WORK TO COMPLETE ▸ Each entry below is to be duplicated verbatim.

[Items from a dataset]
[Begin]

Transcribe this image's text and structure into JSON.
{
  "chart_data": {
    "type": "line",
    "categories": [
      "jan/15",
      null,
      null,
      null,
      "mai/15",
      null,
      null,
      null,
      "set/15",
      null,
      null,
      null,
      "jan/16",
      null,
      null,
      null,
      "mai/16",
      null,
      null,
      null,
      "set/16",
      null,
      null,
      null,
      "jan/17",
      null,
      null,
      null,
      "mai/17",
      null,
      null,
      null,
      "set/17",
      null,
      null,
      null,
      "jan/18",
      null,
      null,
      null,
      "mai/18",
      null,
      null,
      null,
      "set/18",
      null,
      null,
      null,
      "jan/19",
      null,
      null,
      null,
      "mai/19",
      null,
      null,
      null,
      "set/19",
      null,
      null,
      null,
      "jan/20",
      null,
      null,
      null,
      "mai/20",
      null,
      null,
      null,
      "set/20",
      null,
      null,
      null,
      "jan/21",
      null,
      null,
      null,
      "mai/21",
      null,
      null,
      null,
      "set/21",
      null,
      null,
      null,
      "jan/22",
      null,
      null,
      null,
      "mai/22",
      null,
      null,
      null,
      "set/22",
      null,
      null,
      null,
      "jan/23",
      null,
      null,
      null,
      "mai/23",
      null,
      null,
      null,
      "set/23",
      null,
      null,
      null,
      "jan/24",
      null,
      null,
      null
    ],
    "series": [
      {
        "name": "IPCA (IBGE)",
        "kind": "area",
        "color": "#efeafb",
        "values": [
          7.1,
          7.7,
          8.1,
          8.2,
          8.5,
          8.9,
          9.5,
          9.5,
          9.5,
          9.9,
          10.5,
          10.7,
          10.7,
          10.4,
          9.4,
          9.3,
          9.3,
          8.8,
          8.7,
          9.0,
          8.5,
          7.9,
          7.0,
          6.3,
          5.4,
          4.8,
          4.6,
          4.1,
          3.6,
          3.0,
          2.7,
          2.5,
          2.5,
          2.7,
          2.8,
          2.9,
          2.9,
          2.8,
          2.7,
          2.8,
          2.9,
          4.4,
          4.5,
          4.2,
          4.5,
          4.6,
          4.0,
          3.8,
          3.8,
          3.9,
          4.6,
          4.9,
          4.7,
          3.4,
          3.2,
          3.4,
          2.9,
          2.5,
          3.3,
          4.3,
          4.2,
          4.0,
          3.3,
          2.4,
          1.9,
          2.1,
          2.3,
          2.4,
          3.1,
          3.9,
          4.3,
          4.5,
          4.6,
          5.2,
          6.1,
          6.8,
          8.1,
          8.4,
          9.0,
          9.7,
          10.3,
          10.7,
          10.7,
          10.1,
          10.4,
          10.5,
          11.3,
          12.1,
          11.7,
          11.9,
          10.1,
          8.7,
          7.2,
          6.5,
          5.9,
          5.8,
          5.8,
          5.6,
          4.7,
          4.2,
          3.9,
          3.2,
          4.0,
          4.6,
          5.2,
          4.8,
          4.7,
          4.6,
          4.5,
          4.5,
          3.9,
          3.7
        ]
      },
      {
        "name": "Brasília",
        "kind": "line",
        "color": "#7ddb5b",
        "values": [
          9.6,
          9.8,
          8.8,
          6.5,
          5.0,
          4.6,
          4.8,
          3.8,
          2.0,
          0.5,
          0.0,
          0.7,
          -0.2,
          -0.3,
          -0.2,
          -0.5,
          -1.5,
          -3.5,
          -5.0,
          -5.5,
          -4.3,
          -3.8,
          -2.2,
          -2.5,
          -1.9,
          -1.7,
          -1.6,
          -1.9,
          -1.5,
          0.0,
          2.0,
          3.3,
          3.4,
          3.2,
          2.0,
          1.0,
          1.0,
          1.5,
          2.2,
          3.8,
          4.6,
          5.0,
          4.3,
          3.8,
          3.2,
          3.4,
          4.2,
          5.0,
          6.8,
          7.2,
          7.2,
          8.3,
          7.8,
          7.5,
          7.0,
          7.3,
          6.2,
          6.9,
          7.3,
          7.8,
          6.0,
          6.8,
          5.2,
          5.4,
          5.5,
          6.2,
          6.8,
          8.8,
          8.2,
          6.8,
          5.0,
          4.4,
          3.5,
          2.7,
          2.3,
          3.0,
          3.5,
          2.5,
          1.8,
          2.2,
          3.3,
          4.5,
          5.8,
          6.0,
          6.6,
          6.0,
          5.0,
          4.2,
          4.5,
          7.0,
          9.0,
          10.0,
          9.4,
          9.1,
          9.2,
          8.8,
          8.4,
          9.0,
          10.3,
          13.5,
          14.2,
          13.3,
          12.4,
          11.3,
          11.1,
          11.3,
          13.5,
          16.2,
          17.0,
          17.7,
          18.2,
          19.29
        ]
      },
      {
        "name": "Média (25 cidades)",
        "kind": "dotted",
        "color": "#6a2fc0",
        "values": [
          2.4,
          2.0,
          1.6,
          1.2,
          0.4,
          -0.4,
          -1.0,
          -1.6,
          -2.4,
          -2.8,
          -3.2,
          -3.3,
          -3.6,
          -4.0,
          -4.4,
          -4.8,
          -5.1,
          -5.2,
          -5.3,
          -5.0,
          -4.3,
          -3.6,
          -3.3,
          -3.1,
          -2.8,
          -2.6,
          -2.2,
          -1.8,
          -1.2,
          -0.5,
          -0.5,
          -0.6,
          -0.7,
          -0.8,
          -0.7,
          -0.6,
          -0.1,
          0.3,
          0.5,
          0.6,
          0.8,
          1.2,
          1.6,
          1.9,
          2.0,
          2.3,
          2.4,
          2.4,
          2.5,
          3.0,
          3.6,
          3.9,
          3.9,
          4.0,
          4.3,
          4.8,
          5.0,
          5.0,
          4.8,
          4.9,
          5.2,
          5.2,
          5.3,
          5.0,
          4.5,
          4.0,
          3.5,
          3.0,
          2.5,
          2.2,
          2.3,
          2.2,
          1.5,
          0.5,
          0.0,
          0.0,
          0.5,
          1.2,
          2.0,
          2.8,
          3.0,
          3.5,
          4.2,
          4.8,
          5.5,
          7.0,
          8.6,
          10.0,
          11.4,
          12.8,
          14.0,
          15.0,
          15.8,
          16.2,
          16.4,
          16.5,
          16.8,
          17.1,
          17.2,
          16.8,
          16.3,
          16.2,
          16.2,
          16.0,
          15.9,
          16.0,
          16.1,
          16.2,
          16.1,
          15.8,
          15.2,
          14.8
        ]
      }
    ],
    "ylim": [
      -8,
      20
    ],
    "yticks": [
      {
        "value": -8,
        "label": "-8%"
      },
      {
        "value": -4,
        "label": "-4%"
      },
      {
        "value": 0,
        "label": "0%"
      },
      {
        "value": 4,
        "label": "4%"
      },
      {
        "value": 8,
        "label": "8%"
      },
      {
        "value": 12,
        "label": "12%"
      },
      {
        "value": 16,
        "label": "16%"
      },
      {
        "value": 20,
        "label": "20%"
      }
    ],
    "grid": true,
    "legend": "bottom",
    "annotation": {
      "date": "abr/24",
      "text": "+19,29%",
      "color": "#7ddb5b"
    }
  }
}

[End]

WRITTEN RESPONSE ▸
Transcribe this image's text and structure into JSON.
{
  "chart_data": {
    "type": "line",
    "categories": [
      "jan/15",
      null,
      null,
      null,
      "mai/15",
      null,
      null,
      null,
      "set/15",
      null,
      null,
      null,
      "jan/16",
      null,
      null,
      null,
      "mai/16",
      null,
      null,
      null,
      "set/16",
      null,
      null,
      null,
      "jan/17",
      null,
      null,
      null,
      "mai/17",
      null,
      null,
      null,
      "set/17",
      null,
      null,
      null,
      "jan/18",
      null,
      null,
      null,
      "mai/18",
      null,
      null,
      null,
      "set/18",
      null,
      null,
      null,
      "jan/19",
      null,
      null,
      null,
      "mai/19",
      null,
      null,
      null,
      "set/19",
      null,
      null,
      null,
      "jan/20",
      null,
      null,
      null,
      "mai/20",
      null,
      null,
      null,
      "set/20",
      null,
      null,
      null,
      "jan/21",
      null,
      null,
      null,
      "mai/21",
      null,
      null,
      null,
      "set/21",
      null,
      null,
      null,
      "jan/22",
      null,
      null,
      null,
      "mai/22",
      null,
      null,
      null,
      "set/22",
      null,
      null,
      null,
      "jan/23",
      null,
      null,
      null,
      "mai/23",
      null,
      null,
      null,
      "set/23",
      null,
      null,
      null,
      "jan/24",
      null,
      null,
      null
    ],
    "series": [
      {
        "name": "IPCA (IBGE)",
        "kind": "area",
        "color": "#efeafb",
        "values": [
          7.1,
          7.7,
          8.1,
          8.2,
          8.5,
          8.9,
          9.5,
          9.5,
          9.5,
          9.9,
          10.5,
          10.7,
          10.7,
          10.4,
          9.4,
          9.3,
          9.3,
          8.8,
          8.7,
          9.0,
          8.5,
          7.9,
          7.0,
          6.3,
          5.4,
          4.8,
          4.6,
          4.1,
          3.6,
          3.0,
          2.7,
          2.5,
          2.5,
          2.7,
          2.8,
          2.9,
          2.9,
          2.8,
          2.7,
          2.8,
          2.9,
          4.4,
          4.5,
          4.2,
          4.5,
          4.6,
          4.0,
          3.8,
          3.8,
          3.9,
          4.6,
          4.9,
          4.7,
          3.4,
          3.2,
          3.4,
          2.9,
          2.5,
          3.3,
          4.3,
          4.2,
          4.0,
          3.3,
          2.4,
          1.9,
          2.1,
          2.3,
          2.4,
          3.1,
          3.9,
          4.3,
          4.5,
          4.6,
          5.2,
          6.1,
          6.8,
          8.1,
          8.4,
          9.0,
          9.7,
          10.3,
          10.7,
          10.7,
          10.1,
          10.4,
          10.5,
          11.3,
          12.1,
          11.7,
          11.9,
          10.1,
          8.7,
          7.2,
          6.5,
          5.9,
          5.8,
          5.8,
          5.6,
          4.7,
          4.2,
          3.9,
          3.2,
          4.0,
          4.6,
          5.2,
          4.8,
          4.7,
          4.6,
          4.5,
          4.5,
          3.9,
          3.7
        ]
      },
      {
        "name": "Brasília",
        "kind": "line",
        "color": "#7ddb5b",
        "values": [
          9.6,
          9.8,
          8.8,
          6.5,
          5.0,
          4.6,
          4.8,
          3.8,
          2.0,
          0.5,
          0.0,
          0.7,
          -0.2,
          -0.3,
          -0.2,
          -0.5,
          -1.5,
          -3.5,
          -5.0,
          -5.5,
          -4.3,
          -3.8,
          -2.2,
          -2.5,
          -1.9,
          -1.7,
          -1.6,
          -1.9,
          -1.5,
          0.0,
          2.0,
          3.3,
          3.4,
          3.2,
          2.0,
          1.0,
          1.0,
          1.5,
          2.2,
          3.8,
          4.6,
          5.0,
          4.3,
          3.8,
          3.2,
          3.4,
          4.2,
          5.0,
          6.8,
          7.2,
          7.2,
          8.3,
          7.8,
          7.5,
          7.0,
          7.3,
          6.2,
          6.9,
          7.3,
          7.8,
          6.0,
          6.8,
          5.2,
          5.4,
          5.5,
          6.2,
          6.8,
          8.8,
          8.2,
          6.8,
          5.0,
          4.4,
          3.5,
          2.7,
          2.3,
          3.0,
          3.5,
          2.5,
          1.8,
          2.2,
          3.3,
          4.5,
          5.8,
          6.0,
          6.6,
          6.0,
          5.0,
          4.2,
          4.5,
          7.0,
          9.0,
          10.0,
          9.4,
          9.1,
          9.2,
          8.8,
          8.4,
          9.0,
          10.3,
          13.5,
          14.2,
          13.3,
          12.4,
          11.3,
          11.1,
          11.3,
          13.5,
          16.2,
          17.0,
          17.7,
          18.2,
          19.29
        ]
      },
      {
        "name": "Média (25 cidades)",
        "kind": "dotted",
        "color": "#6a2fc0",
        "values": [
          2.4,
          2.0,
          1.6,
          1.2,
          0.4,
          -0.4,
          -1.0,
          -1.6,
          -2.4,
          -2.8,
          -3.2,
          -3.3,
          -3.6,
          -4.0,
          -4.4,
          -4.8,
          -5.1,
          -5.2,
          -5.3,
          -5.0,
          -4.3,
          -3.6,
          -3.3,
          -3.1,
          -2.8,
          -2.6,
          -2.2,
          -1.8,
          -1.2,
          -0.5,
          -0.5,
          -0.6,
          -0.7,
          -0.8,
          -0.7,
          -0.6,
          -0.1,
          0.3,
          0.5,
          0.6,
          0.8,
          1.2,
          1.6,
          1.9,
          2.0,
          2.3,
          2.4,
          2.4,
          2.5,
          3.0,
          3.6,
          3.9,
          3.9,
          4.0,
          4.3,
          4.8,
          5.0,
          5.0,
          4.8,
          4.9,
          5.2,
          5.2,
          5.3,
          5.0,
          4.5,
          4.0,
          3.5,
          3.0,
          2.5,
          2.2,
          2.3,
          2.2,
          1.5,
          0.5,
          0.0,
          0.0,
          0.5,
          1.2,
          2.0,
          2.8,
          3.0,
          3.5,
          4.2,
          4.8,
          5.5,
          7.0,
          8.6,
          10.0,
          11.4,
          12.8,
          14.0,
          15.0,
          15.8,
          16.2,
          16.4,
          16.5,
          16.8,
          17.1,
          17.2,
          16.8,
          16.3,
          16.2,
          16.2,
          16.0,
          15.9,
          16.0,
          16.1,
          16.2,
          16.1,
          15.8,
          15.2,
          14.8
        ]
      }
    ],
    "ylim": [
      -8,
      20
    ],
    "yticks": [
      {
        "value": -8,
        "label": "-8%"
      },
      {
        "value": -4,
        "label": "-4%"
      },
      {
        "value": 0,
        "label": "0%"
      },
      {
        "value": 4,
        "label": "4%"
      },
      {
        "value": 8,
        "label": "8%"
      },
      {
        "value": 12,
        "label": "12%"
      },
      {
        "value": 16,
        "label": "16%"
      },
      {
        "value": 20,
        "label": "20%"
      }
    ],
    "grid": true,
    "legend": "bottom",
    "annotation": {
      "date": "abr/24",
      "text": "+19,29%",
      "color": "#7ddb5b"
    }
  }
}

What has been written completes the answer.